▶ _Record extracts_:
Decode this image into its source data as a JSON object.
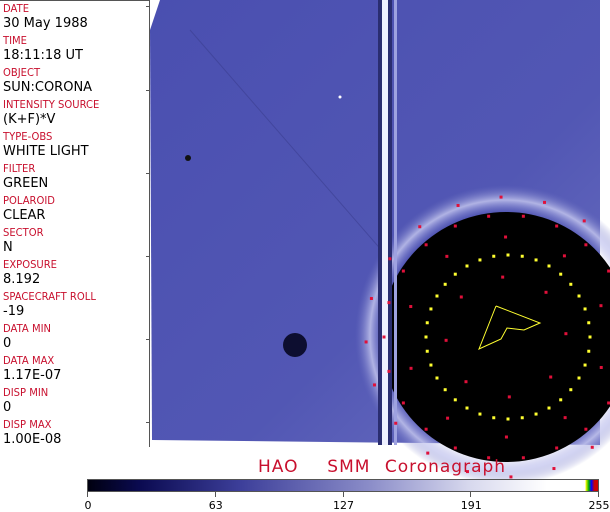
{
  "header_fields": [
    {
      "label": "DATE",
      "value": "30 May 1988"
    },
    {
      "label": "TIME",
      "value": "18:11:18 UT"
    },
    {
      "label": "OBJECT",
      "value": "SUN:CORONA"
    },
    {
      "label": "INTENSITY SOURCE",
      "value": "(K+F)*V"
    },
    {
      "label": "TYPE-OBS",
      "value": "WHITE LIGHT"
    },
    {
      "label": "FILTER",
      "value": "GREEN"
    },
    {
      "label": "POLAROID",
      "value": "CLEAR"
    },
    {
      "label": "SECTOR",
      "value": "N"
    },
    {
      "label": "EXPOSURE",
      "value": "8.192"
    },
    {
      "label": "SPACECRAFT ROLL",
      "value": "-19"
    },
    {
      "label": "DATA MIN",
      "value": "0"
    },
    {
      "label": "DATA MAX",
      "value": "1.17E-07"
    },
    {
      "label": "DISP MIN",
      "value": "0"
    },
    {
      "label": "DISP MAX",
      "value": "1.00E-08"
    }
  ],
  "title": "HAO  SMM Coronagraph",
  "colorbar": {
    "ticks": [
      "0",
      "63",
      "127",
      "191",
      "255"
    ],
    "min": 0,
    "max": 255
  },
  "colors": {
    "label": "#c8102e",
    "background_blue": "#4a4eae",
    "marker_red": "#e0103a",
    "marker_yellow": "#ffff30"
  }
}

▶ _Exercise details_: Transcribe the material exactly, keeping every word and none of the pictures.

▶ _Exercise output_:
Decode this image into its source data as a JSON object.
{
  "header_fields": [
    {
      "label": "DATE",
      "value": "30 May 1988"
    },
    {
      "label": "TIME",
      "value": "18:11:18 UT"
    },
    {
      "label": "OBJECT",
      "value": "SUN:CORONA"
    },
    {
      "label": "INTENSITY SOURCE",
      "value": "(K+F)*V"
    },
    {
      "label": "TYPE-OBS",
      "value": "WHITE LIGHT"
    },
    {
      "label": "FILTER",
      "value": "GREEN"
    },
    {
      "label": "POLAROID",
      "value": "CLEAR"
    },
    {
      "label": "SECTOR",
      "value": "N"
    },
    {
      "label": "EXPOSURE",
      "value": "8.192"
    },
    {
      "label": "SPACECRAFT ROLL",
      "value": "-19"
    },
    {
      "label": "DATA MIN",
      "value": "0"
    },
    {
      "label": "DATA MAX",
      "value": "1.17E-07"
    },
    {
      "label": "DISP MIN",
      "value": "0"
    },
    {
      "label": "DISP MAX",
      "value": "1.00E-08"
    }
  ],
  "title": "HAO  SMM Coronagraph",
  "colorbar": {
    "ticks": [
      "0",
      "63",
      "127",
      "191",
      "255"
    ],
    "min": 0,
    "max": 255
  },
  "colors": {
    "label": "#c8102e",
    "background_blue": "#4a4eae",
    "marker_red": "#e0103a",
    "marker_yellow": "#ffff30"
  }
}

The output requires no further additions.